**INPUT ROWS**
######

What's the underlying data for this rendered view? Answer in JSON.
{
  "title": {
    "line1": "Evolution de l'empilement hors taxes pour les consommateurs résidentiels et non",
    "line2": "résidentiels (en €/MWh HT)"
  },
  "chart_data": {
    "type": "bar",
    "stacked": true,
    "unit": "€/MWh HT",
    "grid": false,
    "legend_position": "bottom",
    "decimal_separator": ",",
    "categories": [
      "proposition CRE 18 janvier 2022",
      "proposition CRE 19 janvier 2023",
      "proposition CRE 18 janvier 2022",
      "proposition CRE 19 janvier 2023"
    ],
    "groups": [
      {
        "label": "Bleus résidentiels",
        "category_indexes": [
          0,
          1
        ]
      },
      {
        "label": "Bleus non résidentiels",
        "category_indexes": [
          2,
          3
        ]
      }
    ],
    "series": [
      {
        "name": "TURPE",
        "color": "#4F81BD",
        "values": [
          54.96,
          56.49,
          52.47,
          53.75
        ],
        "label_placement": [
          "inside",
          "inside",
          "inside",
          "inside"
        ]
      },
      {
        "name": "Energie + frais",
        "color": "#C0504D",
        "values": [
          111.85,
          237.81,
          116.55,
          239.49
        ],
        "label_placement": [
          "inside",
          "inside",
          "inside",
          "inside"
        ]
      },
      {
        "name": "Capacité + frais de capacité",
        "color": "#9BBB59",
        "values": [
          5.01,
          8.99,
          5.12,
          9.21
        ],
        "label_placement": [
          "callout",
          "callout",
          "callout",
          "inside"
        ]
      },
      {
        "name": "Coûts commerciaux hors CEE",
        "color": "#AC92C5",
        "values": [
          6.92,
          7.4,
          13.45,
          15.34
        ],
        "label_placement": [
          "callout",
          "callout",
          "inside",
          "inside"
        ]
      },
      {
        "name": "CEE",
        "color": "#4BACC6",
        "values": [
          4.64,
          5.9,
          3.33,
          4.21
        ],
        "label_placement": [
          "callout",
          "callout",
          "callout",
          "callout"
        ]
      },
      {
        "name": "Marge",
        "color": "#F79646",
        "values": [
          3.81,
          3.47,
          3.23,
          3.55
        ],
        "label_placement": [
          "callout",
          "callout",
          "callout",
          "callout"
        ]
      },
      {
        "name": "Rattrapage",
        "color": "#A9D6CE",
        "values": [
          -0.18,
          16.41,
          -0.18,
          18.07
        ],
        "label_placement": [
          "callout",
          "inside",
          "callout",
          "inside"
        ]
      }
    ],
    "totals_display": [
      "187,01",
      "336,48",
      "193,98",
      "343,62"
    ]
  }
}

######

Where does the word "color" appear? Return each line that holds it.

**SOLUTION TO THE PROBLEM**
        "color": "#4F81BD",
        "color": "#C0504D",
        "color": "#9BBB59",
        "color": "#AC92C5",
        "color": "#4BACC6",
        "color": "#F79646",
        "color": "#A9D6CE",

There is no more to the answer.